_Task brief_
From the listing below, extract each entry exactly as written, minus the images.
>> BEGIN Exercise data
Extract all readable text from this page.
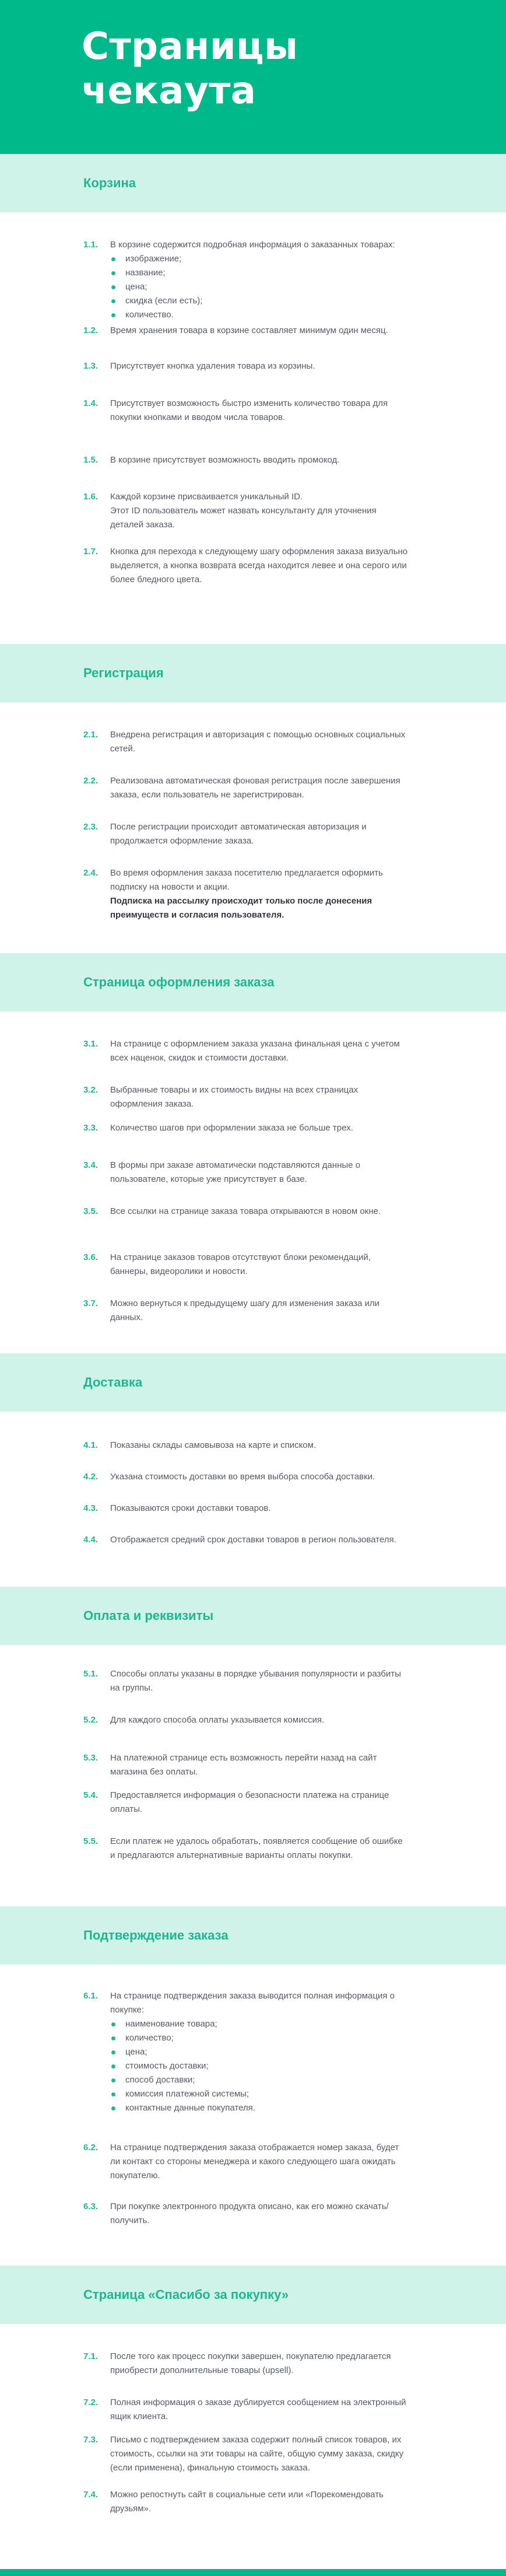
Страницы чекаута
Корзина
1.1. В корзине содержится подробная информация о заказанных товарах:

изображение;
название;
цена;
скидка (если есть);
количество.
1.2. Время хранения товара в корзине составляет минимум один месяц.

1.3. Присутствует кнопка удаления товара из корзины.

1.4. Присутствует возможность быстро изменить количество товара для покупки кнопками и вводом числа товаров.

1.5. В корзине присутствует возможность вводить промокод.

1.6. Каждой корзине присваивается уникальный ID.

Этот ID пользователь может назвать консультанту для уточнения деталей заказа.

1.7. Кнопка для перехода к следующему шагу оформления заказа визуально выделяется, а кнопка возврата всегда находится левее и она серого или более бледного цвета.

Регистрация
2.1. Внедрена регистрация и авторизация с помощью основных социальных сетей.

2.2. Реализована автоматическая фоновая регистрация после завершения заказа, если пользователь не зарегистрирован.

2.3. После регистрации происходит автоматическая авторизация и продолжается оформление заказа.

2.4. Во время оформления заказа посетителю предлагается оформить подписку на новости и акции.

Подписка на рассылку происходит только после донесения преимуществ и согласия пользователя.

Страница оформления заказа
3.1. На странице с оформлением заказа указана финальная цена с учетом всех наценок, скидок и стоимости доставки.

3.2. Выбранные товары и их стоимость видны на всех страницах оформления заказа.

3.3. Количество шагов при оформлении заказа не больше трех.

3.4. В формы при заказе автоматически подставляются данные о пользователе, которые уже присутствует в базе.

3.5. Все ссылки на странице заказа товара открываются в новом окне.

3.6. На странице заказов товаров отсутствуют блоки рекомендаций, баннеры, видеоролики и новости.

3.7. Можно вернуться к предыдущему шагу для изменения заказа или данных.

Доставка
4.1. Показаны склады самовывоза на карте и списком.

4.2. Указана стоимость доставки во время выбора способа доставки.

4.3. Показываются сроки доставки товаров.

4.4. Отображается средний срок доставки товаров в регион пользователя.

Оплата и реквизиты
5.1. Способы оплаты указаны в порядке убывания популярности и разбиты на группы.

5.2. Для каждого способа оплаты указывается комиссия.

5.3. На платежной странице есть возможность перейти назад на сайт магазина без оплаты.

5.4. Предоставляется информация о безопасности платежа на странице оплаты.

5.5. Если платеж не удалось обработать, появляется сообщение об ошибке и предлагаются альтернативные варианты оплаты покупки.

Подтверждение заказа
6.1. На странице подтверждения заказа выводится полная информация о покупке:

наименование товара;
количество;
цена;
стоимость доставки;
способ доставки;
комиссия платежной системы;
контактные данные покупателя.
6.2. На странице подтверждения заказа отображается номер заказа, будет ли контакт со стороны менеджера и какого следующего шага ожидать покупателю.

6.3. При покупке электронного продукта описано, как его можно скачать/получить.

Страница «Спасибо за покупку»
7.1. После того как процесс покупки завершен, покупателю предлагается приобрести дополнительные товары (upsell).

7.2. Полная информация о заказе дублируется сообщением на электронный ящик клиента.

7.3. Письмо с подтверждением заказа содержит полный список товаров, их стоимость, ссылки на эти товары на сайте, общую сумму заказа, скидку (если применена), финальную стоимость заказа.

7.4. Можно репостнуть сайт в социальные сети или «Порекомендовать друзьям».
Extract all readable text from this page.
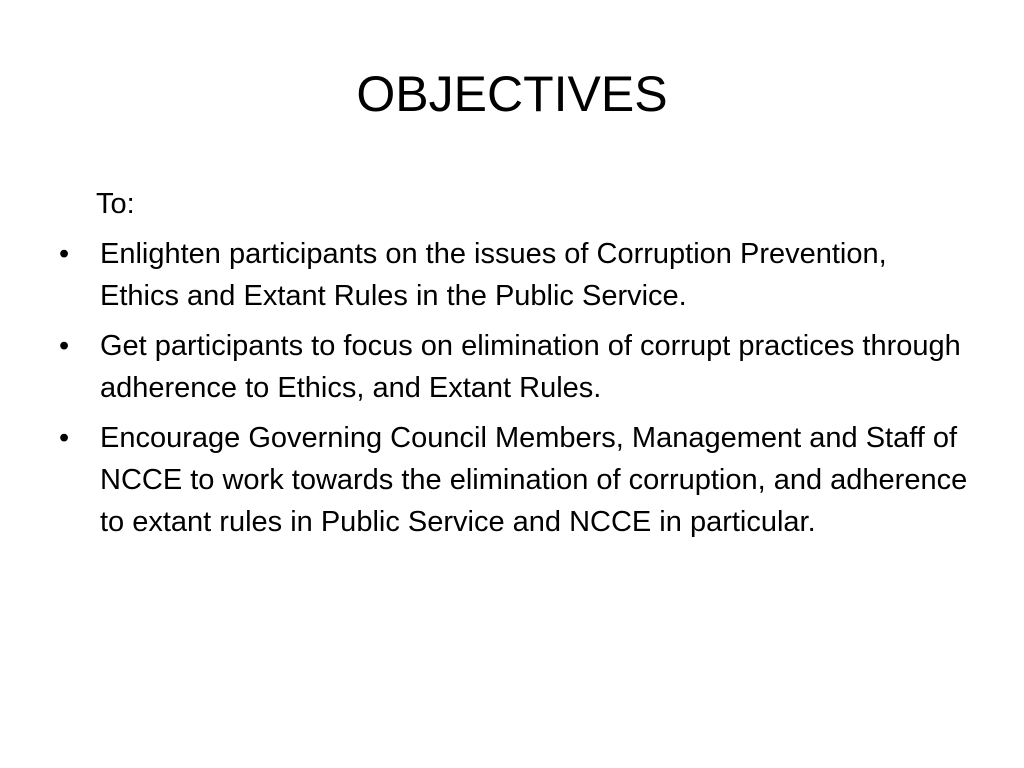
OBJECTIVES
To:
•	Enlighten participants on the issues of Corruption Prevention, Ethics and Extant Rules in the Public Service.
•	Get participants to focus on elimination of corrupt practices through adherence to Ethics, and Extant Rules.
•	Encourage Governing Council Members, Management and Staff of NCCE to work towards the elimination of corruption, and adherence to extant rules in Public Service and NCCE in particular.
>> END Exercise data
_Solved problem_
Extract all readable text from this page.
Страницы чекаута
Корзина
1.1. В корзине содержится подробная информация о заказанных товарах:

изображение;
название;
цена;
скидка (если есть);
количество.
1.2. Время хранения товара в корзине составляет минимум один месяц.

1.3. Присутствует кнопка удаления товара из корзины.

1.4. Присутствует возможность быстро изменить количество товара для покупки кнопками и вводом числа товаров.

1.5. В корзине присутствует возможность вводить промокод.

1.6. Каждой корзине присваивается уникальный ID.

Этот ID пользователь может назвать консультанту для уточнения деталей заказа.

1.7. Кнопка для перехода к следующему шагу оформления заказа визуально выделяется, а кнопка возврата всегда находится левее и она серого или более бледного цвета.

Регистрация
2.1. Внедрена регистрация и авторизация с помощью основных социальных сетей.

2.2. Реализована автоматическая фоновая регистрация после завершения заказа, если пользователь не зарегистрирован.

2.3. После регистрации происходит автоматическая авторизация и продолжается оформление заказа.

2.4. Во время оформления заказа посетителю предлагается оформить подписку на новости и акции.

Подписка на рассылку происходит только после донесения преимуществ и согласия пользователя.

Страница оформления заказа
3.1. На странице с оформлением заказа указана финальная цена с учетом всех наценок, скидок и стоимости доставки.

3.2. Выбранные товары и их стоимость видны на всех страницах оформления заказа.

3.3. Количество шагов при оформлении заказа не больше трех.

3.4. В формы при заказе автоматически подставляются данные о пользователе, которые уже присутствует в базе.

3.5. Все ссылки на странице заказа товара открываются в новом окне.

3.6. На странице заказов товаров отсутствуют блоки рекомендаций, баннеры, видеоролики и новости.

3.7. Можно вернуться к предыдущему шагу для изменения заказа или данных.

Доставка
4.1. Показаны склады самовывоза на карте и списком.

4.2. Указана стоимость доставки во время выбора способа доставки.

4.3. Показываются сроки доставки товаров.

4.4. Отображается средний срок доставки товаров в регион пользователя.

Оплата и реквизиты
5.1. Способы оплаты указаны в порядке убывания популярности и разбиты на группы.

5.2. Для каждого способа оплаты указывается комиссия.

5.3. На платежной странице есть возможность перейти назад на сайт магазина без оплаты.

5.4. Предоставляется информация о безопасности платежа на странице оплаты.

5.5. Если платеж не удалось обработать, появляется сообщение об ошибке и предлагаются альтернативные варианты оплаты покупки.

Подтверждение заказа
6.1. На странице подтверждения заказа выводится полная информация о покупке:

наименование товара;
количество;
цена;
стоимость доставки;
способ доставки;
комиссия платежной системы;
контактные данные покупателя.
6.2. На странице подтверждения заказа отображается номер заказа, будет ли контакт со стороны менеджера и какого следующего шага ожидать покупателю.

6.3. При покупке электронного продукта описано, как его можно скачать/получить.

Страница «Спасибо за покупку»
7.1. После того как процесс покупки завершен, покупателю предлагается приобрести дополнительные товары (upsell).

7.2. Полная информация о заказе дублируется сообщением на электронный ящик клиента.

7.3. Письмо с подтверждением заказа содержит полный список товаров, их стоимость, ссылки на эти товары на сайте, общую сумму заказа, скидку (если применена), финальную стоимость заказа.

7.4. Можно репостнуть сайт в социальные сети или «Порекомендовать друзьям».
Extract all readable text from this page.
OBJECTIVES
To:
•	Enlighten participants on the issues of Corruption Prevention, Ethics and Extant Rules in the Public Service.
•	Get participants to focus on elimination of corrupt practices through adherence to Ethics, and Extant Rules.
•	Encourage Governing Council Members, Management and Staff of NCCE to work towards the elimination of corruption, and adherence to extant rules in Public Service and NCCE in particular.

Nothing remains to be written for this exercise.